Data items:
(begin)
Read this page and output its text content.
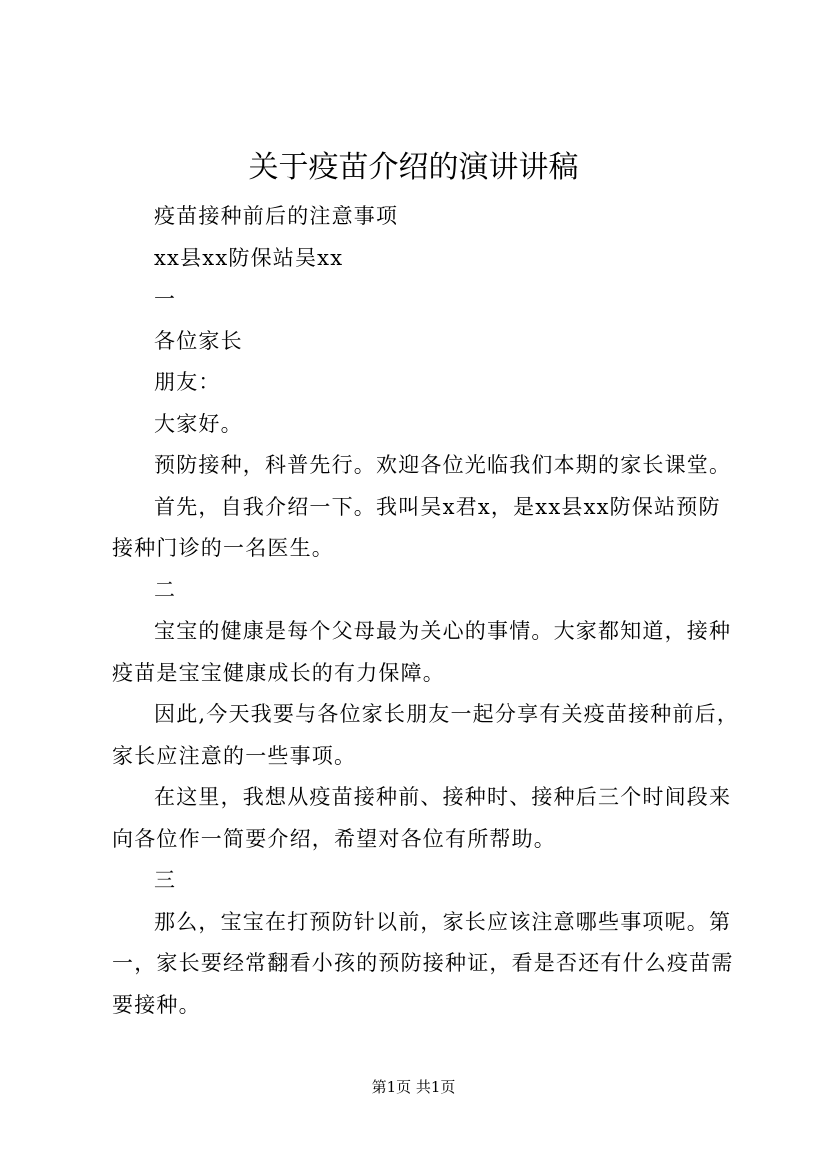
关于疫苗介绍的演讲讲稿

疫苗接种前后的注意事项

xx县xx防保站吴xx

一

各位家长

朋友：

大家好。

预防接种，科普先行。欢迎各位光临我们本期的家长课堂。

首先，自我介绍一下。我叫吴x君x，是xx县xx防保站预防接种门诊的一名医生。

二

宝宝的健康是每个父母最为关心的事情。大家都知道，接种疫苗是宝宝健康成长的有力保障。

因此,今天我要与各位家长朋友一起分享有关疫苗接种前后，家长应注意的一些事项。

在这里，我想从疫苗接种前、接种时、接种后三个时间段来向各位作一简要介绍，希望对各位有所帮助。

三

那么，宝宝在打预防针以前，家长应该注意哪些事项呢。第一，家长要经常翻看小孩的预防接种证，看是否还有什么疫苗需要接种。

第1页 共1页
(end)
Return the records exactly. Don't carry the pictures over.

Read this page and output its text content.
关于疫苗介绍的演讲讲稿

疫苗接种前后的注意事项

xx县xx防保站吴xx

一

各位家长

朋友：

大家好。

预防接种，科普先行。欢迎各位光临我们本期的家长课堂。

首先，自我介绍一下。我叫吴x君x，是xx县xx防保站预防接种门诊的一名医生。

二

宝宝的健康是每个父母最为关心的事情。大家都知道，接种疫苗是宝宝健康成长的有力保障。

因此,今天我要与各位家长朋友一起分享有关疫苗接种前后，家长应注意的一些事项。

在这里，我想从疫苗接种前、接种时、接种后三个时间段来向各位作一简要介绍，希望对各位有所帮助。

三

那么，宝宝在打预防针以前，家长应该注意哪些事项呢。第一，家长要经常翻看小孩的预防接种证，看是否还有什么疫苗需要接种。

第1页 共1页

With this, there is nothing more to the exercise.